▸ **Exercise aim**
What number of lines in the material contain the word "гектар"? Give that number alone.

▸ **Entries shown**
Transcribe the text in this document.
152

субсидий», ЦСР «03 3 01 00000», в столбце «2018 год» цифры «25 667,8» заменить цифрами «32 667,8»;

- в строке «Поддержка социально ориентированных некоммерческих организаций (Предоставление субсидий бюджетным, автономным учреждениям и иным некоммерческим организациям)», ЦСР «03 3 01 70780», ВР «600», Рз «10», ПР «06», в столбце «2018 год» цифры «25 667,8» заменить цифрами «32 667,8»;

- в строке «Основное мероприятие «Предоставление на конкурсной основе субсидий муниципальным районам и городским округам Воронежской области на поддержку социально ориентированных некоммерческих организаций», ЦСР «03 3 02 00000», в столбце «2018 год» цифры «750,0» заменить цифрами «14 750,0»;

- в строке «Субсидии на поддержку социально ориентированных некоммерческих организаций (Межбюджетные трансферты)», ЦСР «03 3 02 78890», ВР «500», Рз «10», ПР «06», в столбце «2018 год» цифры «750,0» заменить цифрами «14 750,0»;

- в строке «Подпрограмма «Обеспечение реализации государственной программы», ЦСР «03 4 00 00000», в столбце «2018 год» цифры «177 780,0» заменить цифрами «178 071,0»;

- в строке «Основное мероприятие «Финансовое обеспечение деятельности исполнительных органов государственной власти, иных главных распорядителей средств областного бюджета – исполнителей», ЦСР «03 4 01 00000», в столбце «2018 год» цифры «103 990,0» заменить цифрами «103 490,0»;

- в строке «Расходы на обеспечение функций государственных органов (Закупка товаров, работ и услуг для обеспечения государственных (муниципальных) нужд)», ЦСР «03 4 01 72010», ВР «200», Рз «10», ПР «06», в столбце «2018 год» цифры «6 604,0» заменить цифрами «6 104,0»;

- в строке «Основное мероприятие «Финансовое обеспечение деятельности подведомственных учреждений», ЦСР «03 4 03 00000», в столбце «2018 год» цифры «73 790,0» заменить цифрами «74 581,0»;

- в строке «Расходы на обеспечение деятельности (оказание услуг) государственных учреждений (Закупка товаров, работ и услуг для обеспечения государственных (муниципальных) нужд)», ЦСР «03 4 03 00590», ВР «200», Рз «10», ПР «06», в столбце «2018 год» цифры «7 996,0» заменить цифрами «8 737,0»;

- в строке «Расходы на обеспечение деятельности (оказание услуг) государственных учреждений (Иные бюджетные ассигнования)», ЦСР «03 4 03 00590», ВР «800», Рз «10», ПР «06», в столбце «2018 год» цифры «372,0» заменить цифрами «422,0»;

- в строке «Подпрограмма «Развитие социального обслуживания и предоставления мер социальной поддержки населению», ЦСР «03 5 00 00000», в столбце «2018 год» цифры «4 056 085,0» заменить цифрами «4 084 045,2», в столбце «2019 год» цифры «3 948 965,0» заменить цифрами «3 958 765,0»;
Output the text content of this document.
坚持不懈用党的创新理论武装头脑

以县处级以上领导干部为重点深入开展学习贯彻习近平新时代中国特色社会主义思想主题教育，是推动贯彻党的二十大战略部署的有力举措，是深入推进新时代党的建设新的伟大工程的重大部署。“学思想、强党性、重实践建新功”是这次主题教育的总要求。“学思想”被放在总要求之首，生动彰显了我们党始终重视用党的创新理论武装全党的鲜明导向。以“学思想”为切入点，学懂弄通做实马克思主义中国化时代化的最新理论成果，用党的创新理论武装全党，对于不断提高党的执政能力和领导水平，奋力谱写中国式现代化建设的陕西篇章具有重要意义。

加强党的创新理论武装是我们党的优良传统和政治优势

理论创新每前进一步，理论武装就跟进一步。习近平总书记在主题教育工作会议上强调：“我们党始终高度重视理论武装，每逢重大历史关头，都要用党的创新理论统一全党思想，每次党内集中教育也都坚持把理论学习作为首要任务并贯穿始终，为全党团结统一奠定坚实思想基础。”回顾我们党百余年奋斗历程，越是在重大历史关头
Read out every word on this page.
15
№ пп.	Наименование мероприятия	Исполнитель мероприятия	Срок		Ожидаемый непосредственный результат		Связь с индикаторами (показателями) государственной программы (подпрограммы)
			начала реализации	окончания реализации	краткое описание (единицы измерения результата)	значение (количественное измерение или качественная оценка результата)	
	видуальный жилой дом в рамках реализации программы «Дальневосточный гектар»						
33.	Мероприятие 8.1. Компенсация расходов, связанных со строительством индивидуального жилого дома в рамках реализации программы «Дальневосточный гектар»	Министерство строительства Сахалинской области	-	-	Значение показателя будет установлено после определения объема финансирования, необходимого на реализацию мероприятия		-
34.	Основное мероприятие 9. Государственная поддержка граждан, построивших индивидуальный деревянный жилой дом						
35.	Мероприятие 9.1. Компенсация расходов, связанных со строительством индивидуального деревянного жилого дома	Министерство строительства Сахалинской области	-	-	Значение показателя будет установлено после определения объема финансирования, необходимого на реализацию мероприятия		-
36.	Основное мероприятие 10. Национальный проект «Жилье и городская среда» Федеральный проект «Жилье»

▸ **Problem solution**
2